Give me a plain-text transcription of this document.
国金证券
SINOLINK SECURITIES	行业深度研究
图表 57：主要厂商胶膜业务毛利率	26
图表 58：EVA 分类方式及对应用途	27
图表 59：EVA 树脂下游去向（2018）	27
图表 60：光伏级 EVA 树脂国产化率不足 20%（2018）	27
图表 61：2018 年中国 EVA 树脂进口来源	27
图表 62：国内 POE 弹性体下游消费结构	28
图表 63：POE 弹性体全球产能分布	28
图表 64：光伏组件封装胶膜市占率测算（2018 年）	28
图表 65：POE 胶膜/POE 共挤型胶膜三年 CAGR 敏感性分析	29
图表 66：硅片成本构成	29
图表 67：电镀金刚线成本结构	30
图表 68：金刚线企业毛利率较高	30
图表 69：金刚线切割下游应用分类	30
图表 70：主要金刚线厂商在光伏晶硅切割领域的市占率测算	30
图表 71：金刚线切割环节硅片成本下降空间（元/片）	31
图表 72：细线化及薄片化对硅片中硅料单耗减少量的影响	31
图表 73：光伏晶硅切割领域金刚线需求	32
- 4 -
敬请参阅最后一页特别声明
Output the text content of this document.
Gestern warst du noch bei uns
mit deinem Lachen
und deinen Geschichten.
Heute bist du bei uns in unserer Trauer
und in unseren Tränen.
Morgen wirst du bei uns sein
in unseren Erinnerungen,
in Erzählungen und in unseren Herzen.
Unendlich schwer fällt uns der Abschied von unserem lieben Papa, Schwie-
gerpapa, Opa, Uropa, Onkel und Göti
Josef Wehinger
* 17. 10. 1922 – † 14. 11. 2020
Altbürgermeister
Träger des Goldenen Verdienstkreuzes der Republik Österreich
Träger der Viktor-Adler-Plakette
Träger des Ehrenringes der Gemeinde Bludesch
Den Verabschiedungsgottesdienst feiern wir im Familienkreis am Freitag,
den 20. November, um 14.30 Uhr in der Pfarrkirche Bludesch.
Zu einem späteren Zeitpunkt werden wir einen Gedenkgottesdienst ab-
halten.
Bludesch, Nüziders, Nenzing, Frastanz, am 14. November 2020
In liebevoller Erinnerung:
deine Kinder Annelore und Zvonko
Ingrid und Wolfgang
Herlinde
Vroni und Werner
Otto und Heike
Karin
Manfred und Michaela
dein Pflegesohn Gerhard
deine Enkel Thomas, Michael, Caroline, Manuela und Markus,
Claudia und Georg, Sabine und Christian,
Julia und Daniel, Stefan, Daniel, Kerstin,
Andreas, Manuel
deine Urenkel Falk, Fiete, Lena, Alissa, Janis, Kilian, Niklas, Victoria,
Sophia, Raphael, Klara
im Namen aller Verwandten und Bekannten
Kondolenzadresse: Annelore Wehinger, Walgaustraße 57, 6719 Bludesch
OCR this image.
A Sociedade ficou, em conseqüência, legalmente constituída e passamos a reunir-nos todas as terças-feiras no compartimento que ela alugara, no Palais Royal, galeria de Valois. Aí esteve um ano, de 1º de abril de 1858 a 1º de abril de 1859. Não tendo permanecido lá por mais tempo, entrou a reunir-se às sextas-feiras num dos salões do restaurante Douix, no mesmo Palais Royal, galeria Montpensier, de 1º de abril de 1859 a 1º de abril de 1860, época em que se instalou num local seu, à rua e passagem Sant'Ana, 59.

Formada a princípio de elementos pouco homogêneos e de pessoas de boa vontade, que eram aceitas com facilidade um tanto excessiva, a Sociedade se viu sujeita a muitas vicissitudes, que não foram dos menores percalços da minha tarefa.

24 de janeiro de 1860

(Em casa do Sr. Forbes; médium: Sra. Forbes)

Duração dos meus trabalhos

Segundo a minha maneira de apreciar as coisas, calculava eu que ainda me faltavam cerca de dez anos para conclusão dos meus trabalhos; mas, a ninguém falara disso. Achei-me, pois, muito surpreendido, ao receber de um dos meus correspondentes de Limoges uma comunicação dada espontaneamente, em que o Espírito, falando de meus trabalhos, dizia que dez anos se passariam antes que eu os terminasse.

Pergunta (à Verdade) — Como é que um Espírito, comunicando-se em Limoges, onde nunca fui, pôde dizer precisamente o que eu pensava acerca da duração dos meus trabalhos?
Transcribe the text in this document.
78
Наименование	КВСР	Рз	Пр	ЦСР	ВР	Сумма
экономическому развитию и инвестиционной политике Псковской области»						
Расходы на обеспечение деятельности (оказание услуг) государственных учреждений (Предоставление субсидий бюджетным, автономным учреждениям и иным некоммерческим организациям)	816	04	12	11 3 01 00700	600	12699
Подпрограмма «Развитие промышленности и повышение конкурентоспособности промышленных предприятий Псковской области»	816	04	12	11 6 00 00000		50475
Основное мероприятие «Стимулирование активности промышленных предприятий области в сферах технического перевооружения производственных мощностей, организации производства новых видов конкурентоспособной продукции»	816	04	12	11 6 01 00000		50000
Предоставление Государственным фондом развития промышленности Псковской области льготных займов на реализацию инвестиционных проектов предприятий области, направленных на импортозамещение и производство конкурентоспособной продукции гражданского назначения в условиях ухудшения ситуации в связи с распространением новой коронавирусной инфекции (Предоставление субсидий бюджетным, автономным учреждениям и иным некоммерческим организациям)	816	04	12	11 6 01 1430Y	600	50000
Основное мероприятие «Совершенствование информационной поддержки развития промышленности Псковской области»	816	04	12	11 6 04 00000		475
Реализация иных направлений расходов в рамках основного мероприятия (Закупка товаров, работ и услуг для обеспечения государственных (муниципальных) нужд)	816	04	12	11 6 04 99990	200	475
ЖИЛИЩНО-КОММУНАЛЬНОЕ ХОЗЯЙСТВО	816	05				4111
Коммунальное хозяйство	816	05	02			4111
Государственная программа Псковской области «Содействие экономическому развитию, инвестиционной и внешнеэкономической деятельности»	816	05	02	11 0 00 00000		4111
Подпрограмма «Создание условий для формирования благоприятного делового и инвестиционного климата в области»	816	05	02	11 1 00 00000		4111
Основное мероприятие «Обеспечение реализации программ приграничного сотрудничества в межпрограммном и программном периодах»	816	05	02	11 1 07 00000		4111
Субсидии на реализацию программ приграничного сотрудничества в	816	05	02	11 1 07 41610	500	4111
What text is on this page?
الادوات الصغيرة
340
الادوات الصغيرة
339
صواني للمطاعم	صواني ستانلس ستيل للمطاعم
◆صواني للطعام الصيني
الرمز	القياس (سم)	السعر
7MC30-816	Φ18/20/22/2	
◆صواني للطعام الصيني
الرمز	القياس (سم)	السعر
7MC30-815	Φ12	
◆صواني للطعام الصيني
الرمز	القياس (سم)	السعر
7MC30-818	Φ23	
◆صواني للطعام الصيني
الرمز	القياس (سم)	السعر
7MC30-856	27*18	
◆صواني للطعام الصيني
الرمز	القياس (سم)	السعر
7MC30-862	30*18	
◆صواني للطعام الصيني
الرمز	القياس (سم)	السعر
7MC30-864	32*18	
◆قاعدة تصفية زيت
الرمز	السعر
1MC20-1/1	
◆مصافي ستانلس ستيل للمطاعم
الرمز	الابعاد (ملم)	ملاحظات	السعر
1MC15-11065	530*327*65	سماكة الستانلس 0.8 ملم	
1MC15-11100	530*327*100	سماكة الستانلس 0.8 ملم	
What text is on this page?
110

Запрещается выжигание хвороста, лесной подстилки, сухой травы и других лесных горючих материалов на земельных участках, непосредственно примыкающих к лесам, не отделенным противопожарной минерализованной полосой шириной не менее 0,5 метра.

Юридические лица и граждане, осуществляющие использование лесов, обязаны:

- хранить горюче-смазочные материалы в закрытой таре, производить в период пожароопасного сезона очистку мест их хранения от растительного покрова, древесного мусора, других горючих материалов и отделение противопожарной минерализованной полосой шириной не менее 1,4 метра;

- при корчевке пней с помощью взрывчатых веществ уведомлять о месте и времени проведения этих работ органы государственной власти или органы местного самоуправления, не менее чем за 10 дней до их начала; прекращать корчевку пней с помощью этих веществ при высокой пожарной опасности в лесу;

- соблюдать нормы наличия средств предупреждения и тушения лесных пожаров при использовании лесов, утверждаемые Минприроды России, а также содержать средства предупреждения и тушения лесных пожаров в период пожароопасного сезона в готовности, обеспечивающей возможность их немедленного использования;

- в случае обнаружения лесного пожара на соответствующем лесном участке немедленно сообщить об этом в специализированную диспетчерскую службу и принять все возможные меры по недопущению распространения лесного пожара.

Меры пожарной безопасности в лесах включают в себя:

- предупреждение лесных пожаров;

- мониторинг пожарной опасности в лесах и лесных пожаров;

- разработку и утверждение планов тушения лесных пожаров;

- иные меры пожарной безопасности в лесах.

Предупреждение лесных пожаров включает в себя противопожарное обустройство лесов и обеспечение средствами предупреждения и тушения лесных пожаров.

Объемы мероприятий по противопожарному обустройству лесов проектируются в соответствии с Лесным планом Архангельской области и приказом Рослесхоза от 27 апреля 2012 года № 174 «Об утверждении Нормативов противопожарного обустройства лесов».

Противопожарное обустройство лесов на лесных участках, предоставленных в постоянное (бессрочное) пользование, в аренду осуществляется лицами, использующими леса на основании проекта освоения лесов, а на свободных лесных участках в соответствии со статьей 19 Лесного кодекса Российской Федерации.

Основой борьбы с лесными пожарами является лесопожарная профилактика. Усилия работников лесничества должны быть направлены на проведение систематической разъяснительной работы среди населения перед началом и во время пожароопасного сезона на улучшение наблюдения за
□ □ □
__Exercise directions__
Return every line above that contains the word "лесах".

__Answer__
Меры пожарной безопасности в лесах включают в себя:
- мониторинг пожарной опасности в лесах и лесных пожаров;
- иные меры пожарной безопасности в лесах.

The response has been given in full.